Given instruction A
In the forum thread on choosing a laser engraver, which brand of machine had Marge and Jim been looking at?
Given instruction B
Carry on the forum thread about choosing a laser engraver, picking up after its final sentence.

Extract to read

•••

View Full Version : help

marge hawthorne
05-18-2007, 2:56 PM
we are new at this. We wanted to know what is a good laser engraver. We've been looking at a particular one EPILOG. ...what is a good size and wattage for general use? We know very little about laser engravers, and would like to get into it. It looks very interesting, but we just don't know where to start. Marge & Jim

Rob Bosworth
05-18-2007, 3:23 PM
Marge and Jim, there are a number of very good laser engraving machines made. Epilog makes a fine machine as well as several others. All of the machines are pretty good at doing many things. Some of these systems are better at certain things than others. For instance, you probably do not want a machine that is great at running photos on tombstones, might not be the best fit for someone who only wants to make nametags. The big machine will do it, but it might be a lot slower at running little things than a system designed to run smaller items.

Start out by defining what you want a laser engraving system to do for you. What size items do you run most. How big is the largest thing you ever did and ask yourself if you ever want to do something like that again. What kinds of materials do you use? What software programs do you use. Then try to establish how much money you want to spend on a machine. Now, keep this list and leave plenty of room at the bottom to add more to your list as you find out more about what a laser engraver will do for you.

Now, start contacting the companies that make machines that interest you. Meet the dealers and distributors of those machines, and figure out who you can stand and who you cannot. Most of the sales/ dealers, distributors will not be your #1 contact for technical support, but you might have to use them for help at some point. Look at the machines that you are interested in using. Take your list with you when you look at these machines. After seeing how great they are at running their "canned" presentations, hand the demo agent your material and your graphic and see how your stuff works. Keep in mind, unless you are with a real applications expert, or at someone's facility who runs the machines all day long, your sales guy might not be the most proficient at running new materials and graphics. So use this as an opportunity to see how hard this machine is going to be to learn, operate and maintain. (I've bungled my way through many demos, and in most cases, I learn something new.) It will also teach you that you won't be the first one to panic when something does not go according to plan.

After you have looked, talked, e-mailed, handled, listened, ........ to all the machines and manufactures, put on a blind fold and throw a dart at the wall with all of the names on it. (Sorry, I couldn't resist.) The more knowledge you have, the better the decision you will be able to make.

And when the smoke settles and if you are still undecided, and you feel you could use another opinion, feel free to contact us and ask for our opinions on what you are thinking. Good luck.

•••

Items
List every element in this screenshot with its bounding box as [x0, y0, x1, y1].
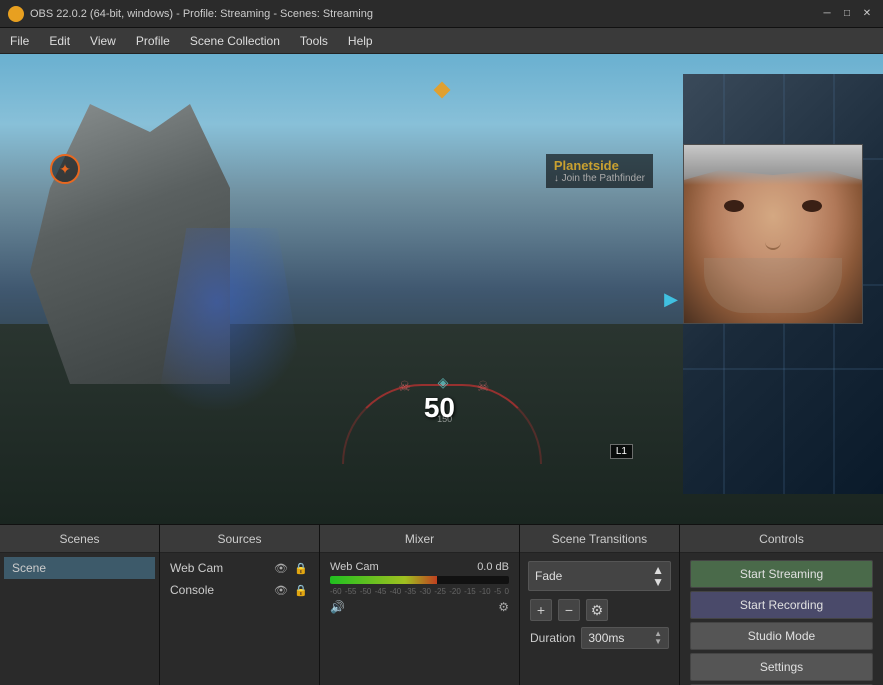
duration-value: 300ms [588, 631, 624, 645]
transition-type-label: Fade [535, 569, 562, 583]
maximize-button[interactable]: □ [839, 6, 855, 22]
duration-row: Duration 300ms ▲▼ [524, 625, 675, 651]
controls-content: Start Streaming Start Recording Studio M… [680, 553, 883, 685]
close-button[interactable]: ✕ [859, 6, 875, 22]
source-label-console: Console [170, 583, 214, 597]
add-transition-button[interactable]: + [530, 599, 552, 621]
sources-header: Sources [160, 525, 319, 553]
duration-arrows: ▲▼ [654, 630, 662, 646]
transition-buttons: + − ⚙ [524, 595, 675, 625]
source-lock-icon[interactable]: 🔒 [293, 560, 309, 576]
menu-edit[interactable]: Edit [39, 28, 80, 53]
controls-panel: Controls Start Streaming Start Recording… [680, 525, 883, 685]
mixer-item-webcam: Web Cam 0.0 dB -60-55-50-45-40-35-30-25-… [324, 557, 515, 618]
mixer-panel: Mixer Web Cam 0.0 dB -60-55-50-45-40-35-… [320, 525, 520, 685]
faction-icon: ✦ [50, 154, 80, 184]
window-controls: ─ □ ✕ [819, 6, 875, 22]
source-visible-icon-console[interactable]: 👁 [273, 582, 289, 598]
start-recording-button[interactable]: Start Recording [690, 591, 873, 619]
menu-file[interactable]: File [0, 28, 39, 53]
webcam-overlay [683, 144, 863, 324]
menu-bar: File Edit View Profile Scene Collection … [0, 28, 883, 54]
duration-label: Duration [530, 631, 575, 645]
preview-area: ▶ ☠ ◈ ☠ 50 150 ✦ Planetside ↓ Join the P… [0, 54, 883, 524]
scene-item-streaming[interactable]: Scene [4, 557, 155, 579]
menu-view[interactable]: View [80, 28, 126, 53]
bottom-panel: Scenes Scene Sources Web Cam 👁 🔒 Console… [0, 524, 883, 685]
menu-profile[interactable]: Profile [126, 28, 180, 53]
menu-scene-collection[interactable]: Scene Collection [180, 28, 290, 53]
transition-settings-button[interactable]: ⚙ [586, 599, 608, 621]
mixer-webcam-label: Web Cam [330, 561, 379, 573]
transition-arrows: ▲▼ [652, 564, 664, 588]
mixer-header: Mixer [320, 525, 519, 553]
source-webcam-icons: 👁 🔒 [273, 560, 309, 576]
volume-meter [330, 576, 509, 584]
game-subtitle: ↓ Join the Pathfinder [554, 173, 645, 184]
mixer-gear-button[interactable]: ⚙ [498, 600, 509, 614]
transition-type-select[interactable]: Fade ▲▼ [528, 561, 671, 591]
duration-select[interactable]: 300ms ▲▼ [581, 627, 669, 649]
menu-help[interactable]: Help [338, 28, 383, 53]
transitions-panel: Scene Transitions Fade ▲▼ + − ⚙ Duration… [520, 525, 680, 685]
window-title: OBS 22.0.2 (64-bit, windows) - Profile: … [30, 8, 819, 20]
start-streaming-button[interactable]: Start Streaming [690, 560, 873, 588]
source-item-webcam[interactable]: Web Cam 👁 🔒 [164, 557, 315, 579]
transitions-content: Fade ▲▼ + − ⚙ Duration 300ms ▲▼ [520, 553, 679, 685]
menu-tools[interactable]: Tools [290, 28, 338, 53]
settings-button[interactable]: Settings [690, 653, 873, 681]
app-icon [8, 6, 24, 22]
volume-scale: -60-55-50-45-40-35-30-25-20-15-10-50 [330, 587, 509, 596]
studio-mode-button[interactable]: Studio Mode [690, 622, 873, 650]
mixer-content: Web Cam 0.0 dB -60-55-50-45-40-35-30-25-… [320, 553, 519, 685]
source-item-console[interactable]: Console 👁 🔒 [164, 579, 315, 601]
minimize-button[interactable]: ─ [819, 6, 835, 22]
game-title: Planetside [554, 158, 645, 173]
volume-fill [330, 576, 437, 584]
source-visible-icon[interactable]: 👁 [273, 560, 289, 576]
sources-panel: Sources Web Cam 👁 🔒 Console 👁 🔒 [160, 525, 320, 685]
title-bar: OBS 22.0.2 (64-bit, windows) - Profile: … [0, 0, 883, 28]
waypoint-marker [436, 84, 448, 98]
source-label-webcam: Web Cam [170, 561, 223, 575]
direction-arrow: ▶ [664, 289, 678, 310]
webcam-feed [684, 145, 862, 323]
sources-content: Web Cam 👁 🔒 Console 👁 🔒 [160, 553, 319, 685]
scenes-content: Scene [0, 553, 159, 685]
mixer-controls: 🔊 ⚙ [330, 600, 509, 614]
scenes-panel: Scenes Scene [0, 525, 160, 685]
source-console-icons: 👁 🔒 [273, 582, 309, 598]
character-area [80, 154, 460, 524]
controls-header: Controls [680, 525, 883, 553]
transitions-header: Scene Transitions [520, 525, 679, 553]
hud-l1-indicator: L1 [610, 444, 633, 459]
source-lock-icon-console[interactable]: 🔒 [293, 582, 309, 598]
mute-button[interactable]: 🔊 [330, 600, 345, 614]
scenes-header: Scenes [0, 525, 159, 553]
game-title-overlay: Planetside ↓ Join the Pathfinder [546, 154, 653, 188]
remove-transition-button[interactable]: − [558, 599, 580, 621]
mixer-webcam-db: 0.0 dB [477, 561, 509, 573]
mixer-top-row: Web Cam 0.0 dB [330, 561, 509, 573]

•••

Expected output A
Epilog.

Expected output B
Joe Pelonio
05-18-2007, 3:27 PM
I wasn't sure at first, but ended up getting 45 watts and 12x24 workspace. After 2+ years I'm happy with that decision, and with the support from Epilog.

marge hawthorne
05-18-2007, 3:51 PM
was that your first laser? and was it difficult to operate? Like we said before we know nothing about these things. and from past experence, we know how much trouble you can get into. I'm a musician, and I bought an old road bus, about 10 yrs ago not knowing anything about buses, and you don't want to hear the rest of this story. But the point is, the bus cost's less them these laser's do, and we don't want to make the same mistake. We want to work on small stones, glass, maybe marble. anyhoo, could we get by with a smaller model?

Bruce Volden
05-18-2007, 4:19 PM
Also folks, the laser is much like a "fancy" printer 'ceptin it burns. Now the software you'll be using to send files to the laser is a whole 'nother story. I too was more concerned about the machine when I first started~I should have concentrated on the software back then (13 years ago :D ). One thing about now vs. then is there are a multitude of forums, filled with good people who are knowledgeable and will to help out :) My $.02 worth!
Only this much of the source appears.